◆ 取り組む課題 ◆
[1] マイペース酪農の文章によると、この酪農家の年間の診療代はどれくらいか。
[2] マイペース酪農の文章を、最後の文の後から書き継ぐこと。

そりゃおかしいぜ第三章

北海道根室台地、乳牛の獣医師として、この国の食料の在り方、自然保護、日本の政治、世界政治を問う

健全な牛乳を飲みたい消費者たちに知っていただきたいこと

2014-11-13 | マイペース酪農
下の写真は、10産目の子供をお産して起立不能になった乳牛です。血液中のカルシュウムが低くなる、乳牛ではよくある”乳熱”と呼ばれる病気です。
この乳牛は、10産目で初めての乳熱です。幸い一回の治療で起立し、今も元気に搾乳しています。ちょっと高齢なので、少し気を使った治療ををしました。
この酪農家にはこれより年上の牛が2頭います。搾乳頭数は、45頭ほどです。子牛まで入れても、80頭足らずです。家族は、本人夫婦と両親と子供3人の7人家族です。この頭数で十分一家が生活できるのです。日本最大の酪農地帯の根室地方は、酪農の大型化が進行して平均130頭飼育しています。ほぼ半分の飼養頭数です。
この酪農家は、ほとんど病気というものがありません。年間に診療代も、30万円足らずです。通常この頭数なら100万円以上は見ておくべきでしょう。牛が病気にならない酪農家は、獣医さんにとっては、お金になりません。
写真の牛もそうですが、治療への反応が良くて基礎体力が高いことが判ります。
一頭平均の乳量は年間6000キロ足らずで、この地域の平均の7割足らずです。牛舎も古く新しい投資はほとんどなく、穀物給与量も少なく、出荷乳量も年間250トンほどで、この地域の平均の600トンの半分以下です。
現在日本の酪農家は、多頭化・高泌乳化が進んでいます。特に大規模農家では、平均産次数(分娩回数)が、2.5産ほどになっています。3年も搾らないということです。牛全体が不健康で、若い牛しか飼えないといえます。この酪農家の牛は、驚異的に高齢なのです。

◆ 与えられた記録 ◆
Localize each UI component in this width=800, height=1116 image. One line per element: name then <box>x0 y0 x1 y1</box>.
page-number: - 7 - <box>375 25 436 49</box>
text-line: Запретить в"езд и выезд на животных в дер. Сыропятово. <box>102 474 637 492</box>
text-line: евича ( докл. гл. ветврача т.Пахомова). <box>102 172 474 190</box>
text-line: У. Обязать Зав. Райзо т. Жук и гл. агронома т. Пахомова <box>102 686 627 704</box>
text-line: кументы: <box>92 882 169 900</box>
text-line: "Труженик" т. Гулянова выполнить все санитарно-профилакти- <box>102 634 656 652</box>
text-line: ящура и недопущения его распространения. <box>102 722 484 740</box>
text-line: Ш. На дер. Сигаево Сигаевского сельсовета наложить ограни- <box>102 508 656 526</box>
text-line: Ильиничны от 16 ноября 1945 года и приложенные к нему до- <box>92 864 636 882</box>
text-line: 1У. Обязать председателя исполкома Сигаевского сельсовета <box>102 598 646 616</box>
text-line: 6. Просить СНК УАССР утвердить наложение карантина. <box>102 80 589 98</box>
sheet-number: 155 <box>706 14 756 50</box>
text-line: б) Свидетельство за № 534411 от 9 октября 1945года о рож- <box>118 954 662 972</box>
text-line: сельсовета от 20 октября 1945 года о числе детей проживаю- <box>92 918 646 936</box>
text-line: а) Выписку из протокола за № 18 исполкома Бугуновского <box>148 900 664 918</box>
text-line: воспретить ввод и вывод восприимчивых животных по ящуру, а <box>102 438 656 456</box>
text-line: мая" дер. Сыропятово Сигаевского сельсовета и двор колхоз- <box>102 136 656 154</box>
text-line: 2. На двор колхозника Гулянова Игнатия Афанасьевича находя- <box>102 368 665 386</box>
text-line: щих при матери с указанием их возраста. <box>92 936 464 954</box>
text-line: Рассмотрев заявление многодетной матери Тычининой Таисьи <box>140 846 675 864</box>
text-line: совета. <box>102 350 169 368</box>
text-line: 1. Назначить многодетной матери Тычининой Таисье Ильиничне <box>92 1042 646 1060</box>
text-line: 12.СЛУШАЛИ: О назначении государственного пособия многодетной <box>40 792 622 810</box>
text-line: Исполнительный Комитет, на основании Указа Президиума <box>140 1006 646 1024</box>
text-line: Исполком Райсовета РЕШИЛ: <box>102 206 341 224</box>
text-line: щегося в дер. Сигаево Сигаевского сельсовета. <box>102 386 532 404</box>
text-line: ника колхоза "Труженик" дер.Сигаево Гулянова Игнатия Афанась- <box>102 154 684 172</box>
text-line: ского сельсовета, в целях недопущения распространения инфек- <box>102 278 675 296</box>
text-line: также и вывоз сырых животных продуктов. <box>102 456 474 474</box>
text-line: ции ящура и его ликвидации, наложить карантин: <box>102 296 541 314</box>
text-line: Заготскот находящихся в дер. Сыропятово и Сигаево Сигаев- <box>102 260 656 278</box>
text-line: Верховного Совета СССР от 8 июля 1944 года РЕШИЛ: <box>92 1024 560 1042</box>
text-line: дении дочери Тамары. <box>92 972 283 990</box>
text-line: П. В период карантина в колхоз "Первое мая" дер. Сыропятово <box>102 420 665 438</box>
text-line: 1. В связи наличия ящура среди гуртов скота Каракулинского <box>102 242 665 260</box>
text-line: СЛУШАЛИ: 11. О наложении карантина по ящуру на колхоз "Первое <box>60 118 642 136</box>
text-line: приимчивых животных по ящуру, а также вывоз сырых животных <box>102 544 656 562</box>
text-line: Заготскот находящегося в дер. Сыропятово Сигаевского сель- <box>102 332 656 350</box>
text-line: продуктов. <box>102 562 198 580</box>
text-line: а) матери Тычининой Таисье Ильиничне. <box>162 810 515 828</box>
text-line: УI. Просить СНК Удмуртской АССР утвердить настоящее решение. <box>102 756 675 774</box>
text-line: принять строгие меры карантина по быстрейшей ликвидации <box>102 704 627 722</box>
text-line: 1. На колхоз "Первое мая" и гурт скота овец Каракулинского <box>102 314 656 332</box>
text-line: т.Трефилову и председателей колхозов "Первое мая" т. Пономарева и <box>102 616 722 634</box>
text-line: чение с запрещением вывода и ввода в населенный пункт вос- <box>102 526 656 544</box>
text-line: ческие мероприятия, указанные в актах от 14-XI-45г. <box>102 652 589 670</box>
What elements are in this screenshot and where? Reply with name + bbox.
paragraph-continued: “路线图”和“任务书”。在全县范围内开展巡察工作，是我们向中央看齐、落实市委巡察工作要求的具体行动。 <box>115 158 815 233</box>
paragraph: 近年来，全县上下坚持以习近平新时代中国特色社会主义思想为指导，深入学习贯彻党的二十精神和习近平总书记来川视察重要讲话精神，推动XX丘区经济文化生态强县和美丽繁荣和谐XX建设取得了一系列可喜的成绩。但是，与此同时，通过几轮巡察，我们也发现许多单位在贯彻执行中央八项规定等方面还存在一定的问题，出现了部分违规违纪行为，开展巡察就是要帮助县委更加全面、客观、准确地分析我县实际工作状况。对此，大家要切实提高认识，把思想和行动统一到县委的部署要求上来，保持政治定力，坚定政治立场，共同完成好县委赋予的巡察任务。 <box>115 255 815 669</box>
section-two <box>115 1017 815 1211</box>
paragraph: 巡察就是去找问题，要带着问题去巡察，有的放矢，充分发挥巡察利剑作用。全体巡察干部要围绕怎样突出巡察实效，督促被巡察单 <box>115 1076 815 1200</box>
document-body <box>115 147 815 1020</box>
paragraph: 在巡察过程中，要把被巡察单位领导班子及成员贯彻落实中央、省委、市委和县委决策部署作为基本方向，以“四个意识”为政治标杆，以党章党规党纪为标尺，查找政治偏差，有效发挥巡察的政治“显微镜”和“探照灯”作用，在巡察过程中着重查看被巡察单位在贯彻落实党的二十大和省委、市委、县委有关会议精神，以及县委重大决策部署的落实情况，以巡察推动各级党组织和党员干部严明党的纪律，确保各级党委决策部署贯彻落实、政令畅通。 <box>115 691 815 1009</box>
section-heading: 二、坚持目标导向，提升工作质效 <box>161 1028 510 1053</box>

◆ 想定される答え ◆
[1] 30万円足らず。

[2]
北海道の乳牛と言えば、青空の下で牧草を食べている印象がありますが、そうした健全な牛乳は北海道牛乳の5%にも満たないのです。多くの北海道牛乳は、閉じ込められた牛舎で大量の穀物を耐えられ、泌乳しています。北海道である必要もなく、北海道の特性などありません。
この農家は、生産量も低く牛舎も50年も使っていますし、近代的な機会がありません。もちろん負債などほとんどありません。この農家のような小規模の健全な農家は、国は支援をしてくれません。大規模・高泌乳こそ競争力があると、アベノミクスご推奨だからです。農家は規模拡大することで、機械屋さんや飼料屋さんや土建屋さん、それに獣医さんたちが忙しくなります。何よりも外部資本に委ねることで、お金の収支が経営の主体になって、牛の管理は二の次になり疎かになり健康が損なわれます。金の計算ばかりをする農家になって、牛もかわいそうです。
消費者の皆さんは、政府が進める、若く体力のある時にしか飼うことのできない、不健康な寿命の短い牛からの牛乳を飲んでみたいと思いますか? それとも健康な牛からの牛乳が飲みたいでしょうか?